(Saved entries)
>> Begin
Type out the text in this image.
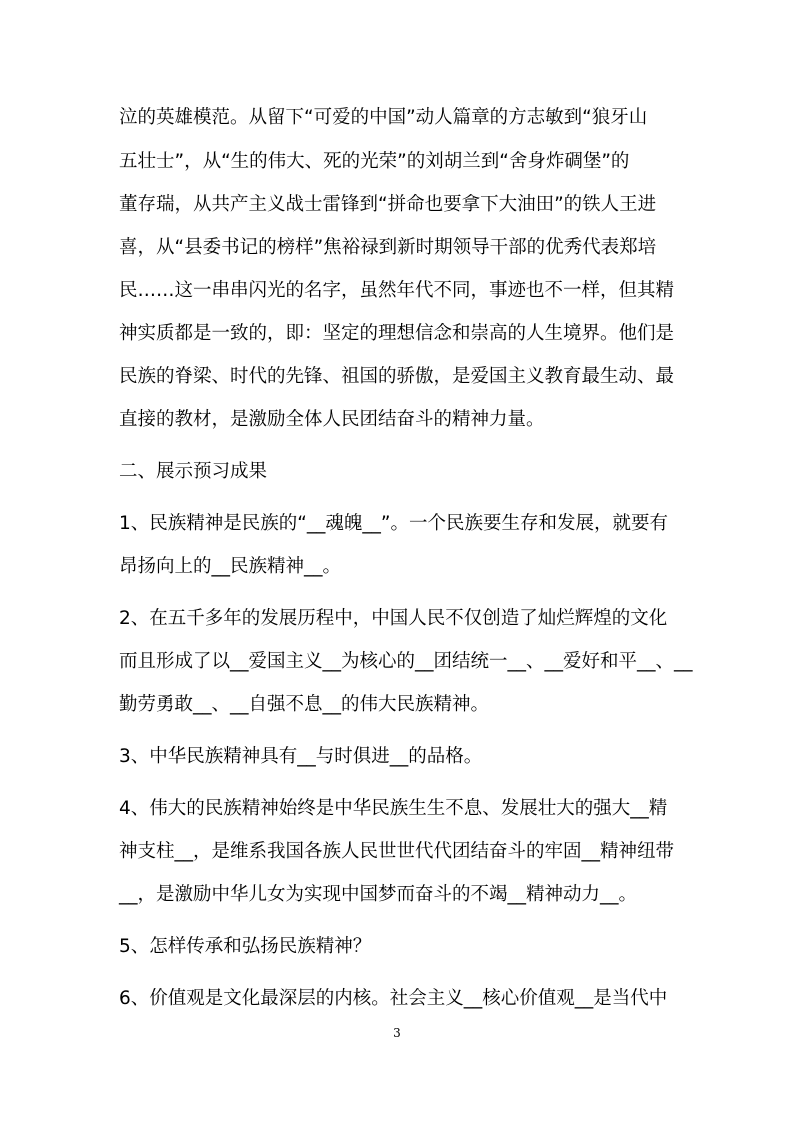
泣的英雄模范。从留下“可爱的中国”动人篇章的方志敏到“狼牙山
五壮士”，从“生的伟大、死的光荣”的刘胡兰到“舍身炸碉堡”的
董存瑞，从共产主义战士雷锋到“拼命也要拿下大油田”的铁人王进
喜，从“县委书记的榜样”焦裕禄到新时期领导干部的优秀代表郑培
民……这一串串闪光的名字，虽然年代不同，事迹也不一样，但其精
神实质都是一致的，即：坚定的理想信念和崇高的人生境界。他们是
民族的脊梁、时代的先锋、祖国的骄傲，是爱国主义教育最生动、最
直接的教材，是激励全体人民团结奋斗的精神力量。
二、展示预习成果
1、民族精神是民族的“__魂魄__”。一个民族要生存和发展，就要有
昂扬向上的__民族精神__。
2、在五千多年的发展历程中，中国人民不仅创造了灿烂辉煌的文化
而且形成了以__爱国主义__为核心的__团结统一__、__爱好和平__、__
勤劳勇敢__、__自强不息__的伟大民族精神。
3、中华民族精神具有__与时俱进__的品格。
4、伟大的民族精神始终是中华民族生生不息、发展壮大的强大__精
神支柱__，是维系我国各族人民世世代代团结奋斗的牢固__精神纽带
__，是激励中华儿女为实现中国梦而奋斗的不竭__精神动力__。
5、怎样传承和弘扬民族精神？
6、价值观是文化最深层的内核。社会主义__核心价值观__是当代中
3
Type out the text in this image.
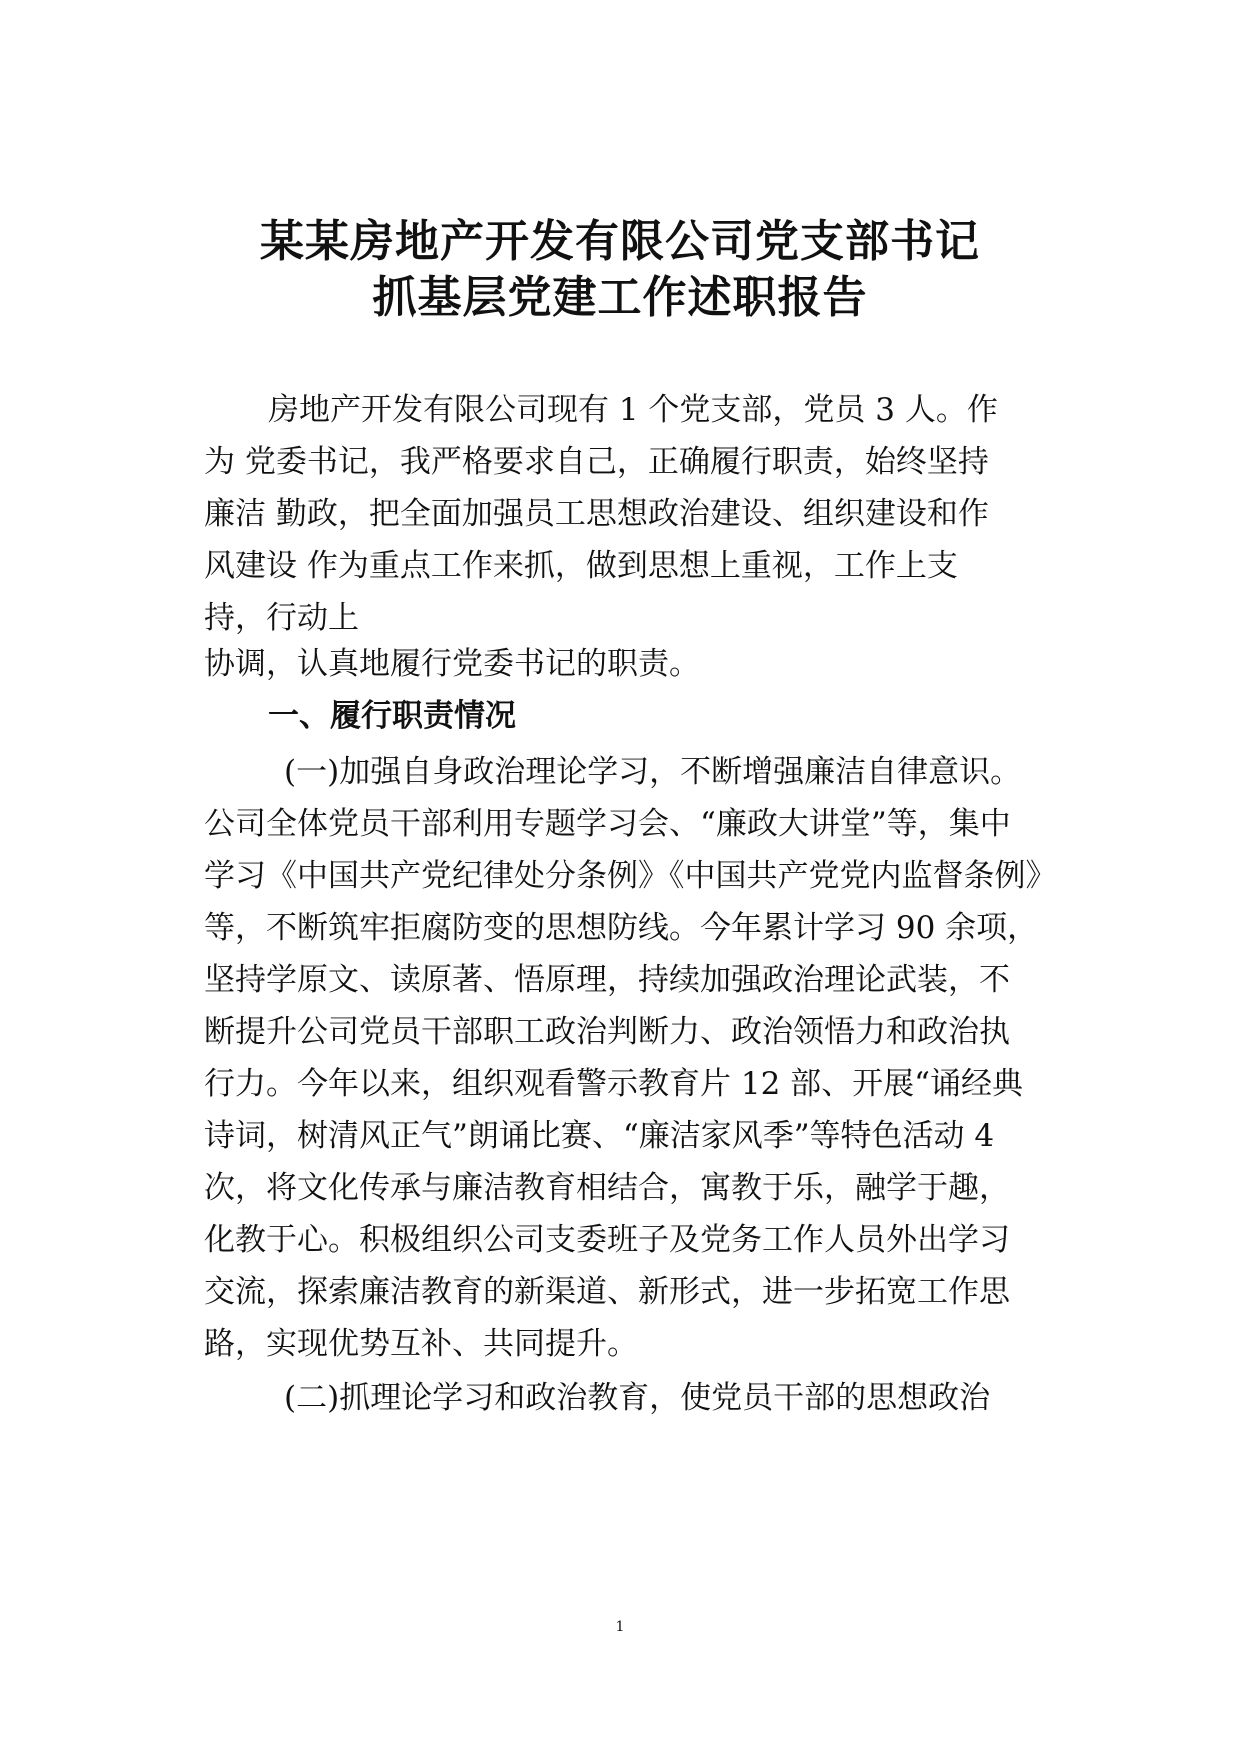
某某房地产开发有限公司党支部书记
抓基层党建工作述职报告

房地产开发有限公司现有 1 个党支部，党员 3 人。作

为 党委书记，我严格要求自己，正确履行职责，始终坚持

廉洁 勤政，把全面加强员工思想政治建设、组织建设和作

风建设 作为重点工作来抓，做到思想上重视，工作上支

持，行动上

协调，认真地履行党委书记的职责。

一、履行职责情况

(一)加强自身政治理论学习，不断增强廉洁自律意识。

公司全体党员干部利用专题学习会、“廉政大讲堂”等，集中

学习《中国共产党纪律处分条例》《中国共产党党内监督条例》

等，不断筑牢拒腐防变的思想防线。今年累计学习 90 余项，

坚持学原文、读原著、悟原理，持续加强政治理论武装，不

断提升公司党员干部职工政治判断力、政治领悟力和政治执

行力。今年以来，组织观看警示教育片 12 部、开展“诵经典

诗词，树清风正气”朗诵比赛、“廉洁家风季”等特色活动 4

次，将文化传承与廉洁教育相结合，寓教于乐，融学于趣，

化教于心。积极组织公司支委班子及党务工作人员外出学习

交流，探索廉洁教育的新渠道、新形式，进一步拓宽工作思

路，实现优势互补、共同提升。

(二)抓理论学习和政治教育，使党员干部的思想政治

1
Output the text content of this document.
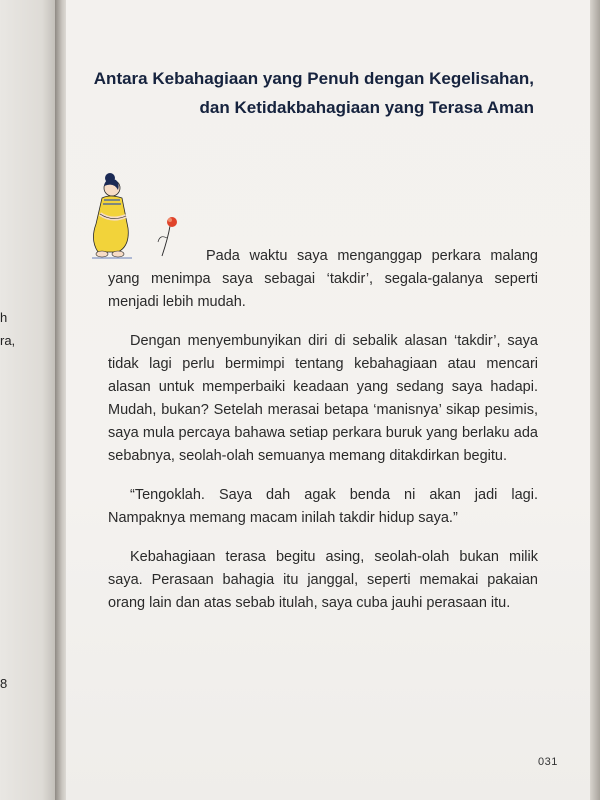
h
ra,
8
Antara Kebahagiaan yang Penuh dengan Kegelisahan,
dan Ketidakbahagiaan yang Terasa Aman

Pada waktu saya menganggap perkara malang yang menimpa saya sebagai ‘takdir’, segala-galanya seperti menjadi lebih mudah.

Dengan menyembunyikan diri di sebalik alasan ‘takdir’, saya tidak lagi perlu bermimpi tentang kebahagiaan atau mencari alasan untuk memperbaiki keadaan yang sedang saya hadapi. Mudah, bukan? Setelah merasai betapa ‘manisnya’ sikap pesimis, saya mula percaya bahawa setiap perkara buruk yang berlaku ada sebabnya, seolah-olah semuanya memang ditakdirkan begitu.

“Tengoklah. Saya dah agak benda ni akan jadi lagi. Nampaknya memang macam inilah takdir hidup saya.”

Kebahagiaan terasa begitu asing, seolah-olah bukan milik saya. Perasaan bahagia itu janggal, seperti memakai pakaian orang lain dan atas sebab itulah, saya cuba jauhi perasaan itu.

031
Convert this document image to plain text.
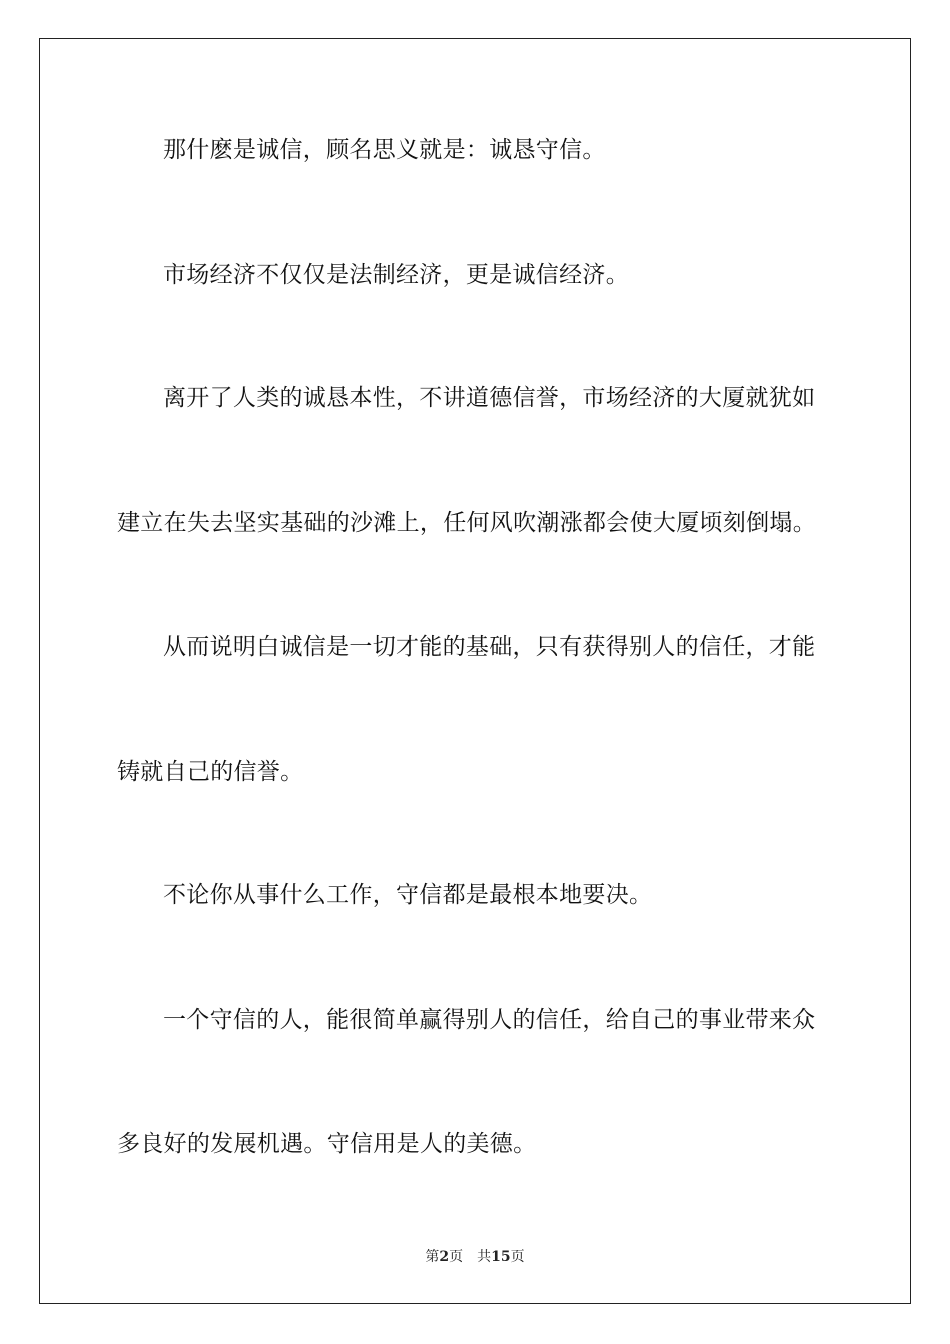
那什麽是诚信，顾名思义就是：诚恳守信。
市场经济不仅仅是法制经济，更是诚信经济。
离开了人类的诚恳本性，不讲道德信誉，市场经济的大厦就犹如
建立在失去坚实基础的沙滩上，任何风吹潮涨都会使大厦顷刻倒塌。
从而说明白诚信是一切才能的基础，只有获得别人的信任，才能
铸就自己的信誉。
不论你从事什么工作，守信都是最根本地要决。
一个守信的人，能很简单赢得别人的信任，给自己的事业带来众
多良好的发展机遇。守信用是人的美德。
第2页 共15页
>> End
### [EXERCISE BRIEF]
Reproduce every entry exactly, but omit each picture.

### [EXPECTED ANSWER]
Type out the text in this image.
泣的英雄模范。从留下“可爱的中国”动人篇章的方志敏到“狼牙山
五壮士”，从“生的伟大、死的光荣”的刘胡兰到“舍身炸碉堡”的
董存瑞，从共产主义战士雷锋到“拼命也要拿下大油田”的铁人王进
喜，从“县委书记的榜样”焦裕禄到新时期领导干部的优秀代表郑培
民……这一串串闪光的名字，虽然年代不同，事迹也不一样，但其精
神实质都是一致的，即：坚定的理想信念和崇高的人生境界。他们是
民族的脊梁、时代的先锋、祖国的骄傲，是爱国主义教育最生动、最
直接的教材，是激励全体人民团结奋斗的精神力量。
二、展示预习成果
1、民族精神是民族的“__魂魄__”。一个民族要生存和发展，就要有
昂扬向上的__民族精神__。
2、在五千多年的发展历程中，中国人民不仅创造了灿烂辉煌的文化
而且形成了以__爱国主义__为核心的__团结统一__、__爱好和平__、__
勤劳勇敢__、__自强不息__的伟大民族精神。
3、中华民族精神具有__与时俱进__的品格。
4、伟大的民族精神始终是中华民族生生不息、发展壮大的强大__精
神支柱__，是维系我国各族人民世世代代团结奋斗的牢固__精神纽带
__，是激励中华儿女为实现中国梦而奋斗的不竭__精神动力__。
5、怎样传承和弘扬民族精神？
6、价值观是文化最深层的内核。社会主义__核心价值观__是当代中
3
Type out the text in this image.
某某房地产开发有限公司党支部书记
抓基层党建工作述职报告

房地产开发有限公司现有 1 个党支部，党员 3 人。作

为 党委书记，我严格要求自己，正确履行职责，始终坚持

廉洁 勤政，把全面加强员工思想政治建设、组织建设和作

风建设 作为重点工作来抓，做到思想上重视，工作上支

持，行动上

协调，认真地履行党委书记的职责。

一、履行职责情况

(一)加强自身政治理论学习，不断增强廉洁自律意识。

公司全体党员干部利用专题学习会、“廉政大讲堂”等，集中

学习《中国共产党纪律处分条例》《中国共产党党内监督条例》

等，不断筑牢拒腐防变的思想防线。今年累计学习 90 余项，

坚持学原文、读原著、悟原理，持续加强政治理论武装，不

断提升公司党员干部职工政治判断力、政治领悟力和政治执

行力。今年以来，组织观看警示教育片 12 部、开展“诵经典

诗词，树清风正气”朗诵比赛、“廉洁家风季”等特色活动 4

次，将文化传承与廉洁教育相结合，寓教于乐，融学于趣，

化教于心。积极组织公司支委班子及党务工作人员外出学习

交流，探索廉洁教育的新渠道、新形式，进一步拓宽工作思

路，实现优势互补、共同提升。

(二)抓理论学习和政治教育，使党员干部的思想政治

1
Output the text content of this document.
h
ra,
8
Antara Kebahagiaan yang Penuh dengan Kegelisahan,
dan Ketidakbahagiaan yang Terasa Aman

Pada waktu saya menganggap perkara malang yang menimpa saya sebagai ‘takdir’, segala-galanya seperti menjadi lebih mudah.

Dengan menyembunyikan diri di sebalik alasan ‘takdir’, saya tidak lagi perlu bermimpi tentang kebahagiaan atau mencari alasan untuk memperbaiki keadaan yang sedang saya hadapi. Mudah, bukan? Setelah merasai betapa ‘manisnya’ sikap pesimis, saya mula percaya bahawa setiap perkara buruk yang berlaku ada sebabnya, seolah-olah semuanya memang ditakdirkan begitu.

“Tengoklah. Saya dah agak benda ni akan jadi lagi. Nampaknya memang macam inilah takdir hidup saya.”

Kebahagiaan terasa begitu asing, seolah-olah bukan milik saya. Perasaan bahagia itu janggal, seperti memakai pakaian orang lain dan atas sebab itulah, saya cuba jauhi perasaan itu.

031
Convert this document image to plain text.
那什麽是诚信，顾名思义就是：诚恳守信。
市场经济不仅仅是法制经济，更是诚信经济。
离开了人类的诚恳本性，不讲道德信誉，市场经济的大厦就犹如
建立在失去坚实基础的沙滩上，任何风吹潮涨都会使大厦顷刻倒塌。
从而说明白诚信是一切才能的基础，只有获得别人的信任，才能
铸就自己的信誉。
不论你从事什么工作，守信都是最根本地要决。
一个守信的人，能很简单赢得别人的信任，给自己的事业带来众
多良好的发展机遇。守信用是人的美德。
第2页 共15页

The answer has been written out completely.